§ **Task description**
Extract, from the records beneath this instruction, each line that contains the word "όπως".

§ **Listed entries**
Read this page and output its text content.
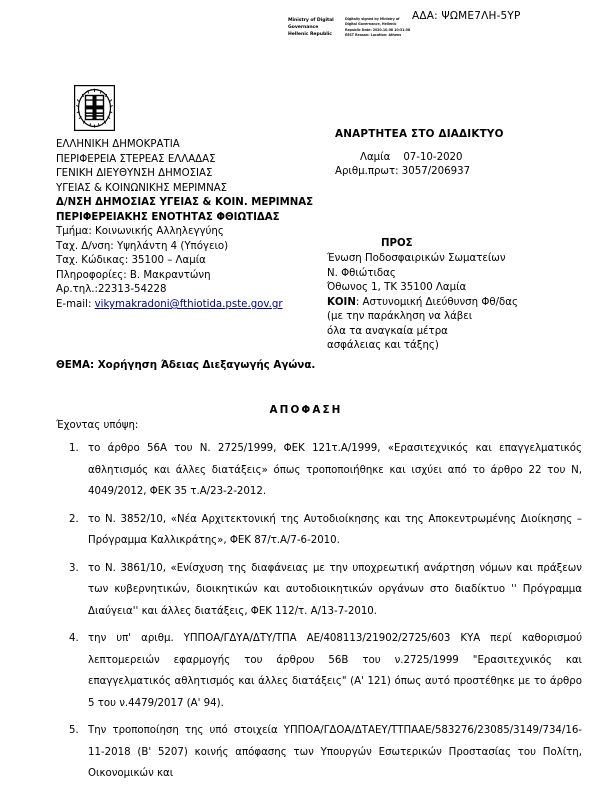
ΑΔΑ: ΨΩΜΕ7ΛΗ-5ΥΡ
Ministry of Digital Governance Hellenic Republic
Digitally signed by Ministry of Digital Governance, Hellenic Republic Date: 2020.10.08 10:31:38 EEST Reason: Location: Athens
ΕΛΛΗΝΙΚΗ ΔΗΜΟΚΡΑΤΙΑ
ΠΕΡΙΦΕΡΕΙΑ ΣΤΕΡΕΑΣ ΕΛΛΑΔΑΣ
ΓΕΝΙΚΗ ΔΙΕΥΘΥΝΣΗ ΔΗΜΟΣΙΑΣ
ΥΓΕΙΑΣ & ΚΟΙΝΩΝΙΚΗΣ ΜΕΡΙΜΝΑΣ
Δ/ΝΣΗ ΔΗΜΟΣΙΑΣ ΥΓΕΙΑΣ & ΚΟΙΝ. ΜΕΡΙΜΝΑΣ
ΠΕΡΙΦΕΡΕΙΑΚΗΣ ΕΝΟΤΗΤΑΣ ΦΘΙΩΤΙΔΑΣ
Τμήμα: Κοινωνικής Αλληλεγγύης
Ταχ. Δ/νση: Υψηλάντη 4 (Υπόγειο)
Ταχ. Κώδικας: 35100 – Λαμία
Πληροφορίες: Β. Μακραντώνη
Αρ.τηλ.:22313-54228
E-mail: vikymakradoni@fthiotida.pste.gov.gr
ΑΝΑΡΤΗΤΕΑ ΣΤΟ ΔΙΑΔΙΚΤΥΟ
Λαμία 07-10-2020
Αριθμ.πρωτ: 3057/206937
ΠΡΟΣ
Ένωση Ποδοσφαιρικών Σωματείων
Ν. Φθιώτιδας
Όθωνος 1, ΤΚ 35100 Λαμία
ΚΟΙΝ: Αστυνομική Διεύθυνση Φθ/δας
(με την παράκληση να λάβει
όλα τα αναγκαία μέτρα
ασφάλειας και τάξης)
ΘΕΜΑ: Χορήγηση Άδειας Διεξαγωγής Αγώνα.
ΑΠΟΦΑΣΗ
Έχοντας υπόψη:
1. το άρθρο 56Α του Ν. 2725/1999, ΦΕΚ 121τ.Α/1999, «Ερασιτεχνικός και επαγγελματικός αθλητισμός και άλλες διατάξεις» όπως τροποποιήθηκε και ισχύει από το άρθρο 22 του Ν, 4049/2012, ΦΕΚ 35 τ.Α/23-2-2012.
2. το Ν. 3852/10, «Νέα Αρχιτεκτονική της Αυτοδιοίκησης και της Αποκεντρωμένης Διοίκησης – Πρόγραμμα Καλλικράτης», ΦΕΚ 87/τ.Α/7-6-2010.
3. το Ν. 3861/10, «Ενίσχυση της διαφάνειας με την υποχρεωτική ανάρτηση νόμων και πράξεων των κυβερνητικών, διοικητικών και αυτοδιοικητικών οργάνων στο διαδίκτυο '' Πρόγραμμα Διαύγεια'' και άλλες διατάξεις, ΦΕΚ 112/τ. Α/13-7-2010.
4. την υπ' αριθμ. ΥΠΠΟΑ/ΓΔΥΑ/ΔΤΥ/ΤΠΑ ΑΕ/408113/21902/2725/603 ΚΥΑ περί καθορισμού λεπτομερειών εφαρμογής του άρθρου 56Β του ν.2725/1999 "Ερασιτεχνικός και επαγγελματικός αθλητισμός και άλλες διατάξεις" (Α' 121) όπως αυτό προστέθηκε με το άρθρο 5 του ν.4479/2017 (Α' 94).
5. Την τροποποίηση της υπό στοιχεία ΥΠΠΟΑ/ΓΔΟΑ/ΔΤΑΕΥ/ΤΤΠΑΑΕ/583276/23085/3149/734/16-11-2018 (Β' 5207) κοινής απόφασης των Υπουργών Εσωτερικών Προστασίας του Πολίτη, Οικονομικών και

§ **Completed task**
1. το άρθρο 56Α του Ν. 2725/1999, ΦΕΚ 121τ.Α/1999, «Ερασιτεχνικός και επαγγελματικός αθλητισμός και άλλες διατάξεις» όπως τροποποιήθηκε και ισχύει από το άρθρο 22 του Ν, 4049/2012, ΦΕΚ 35 τ.Α/23-2-2012.
4. την υπ' αριθμ. ΥΠΠΟΑ/ΓΔΥΑ/ΔΤΥ/ΤΠΑ ΑΕ/408113/21902/2725/603 ΚΥΑ περί καθορισμού λεπτομερειών εφαρμογής του άρθρου 56Β του ν.2725/1999 "Ερασιτεχνικός και επαγγελματικός αθλητισμός και άλλες διατάξεις" (Α' 121) όπως αυτό προστέθηκε με το άρθρο 5 του ν.4479/2017 (Α' 94).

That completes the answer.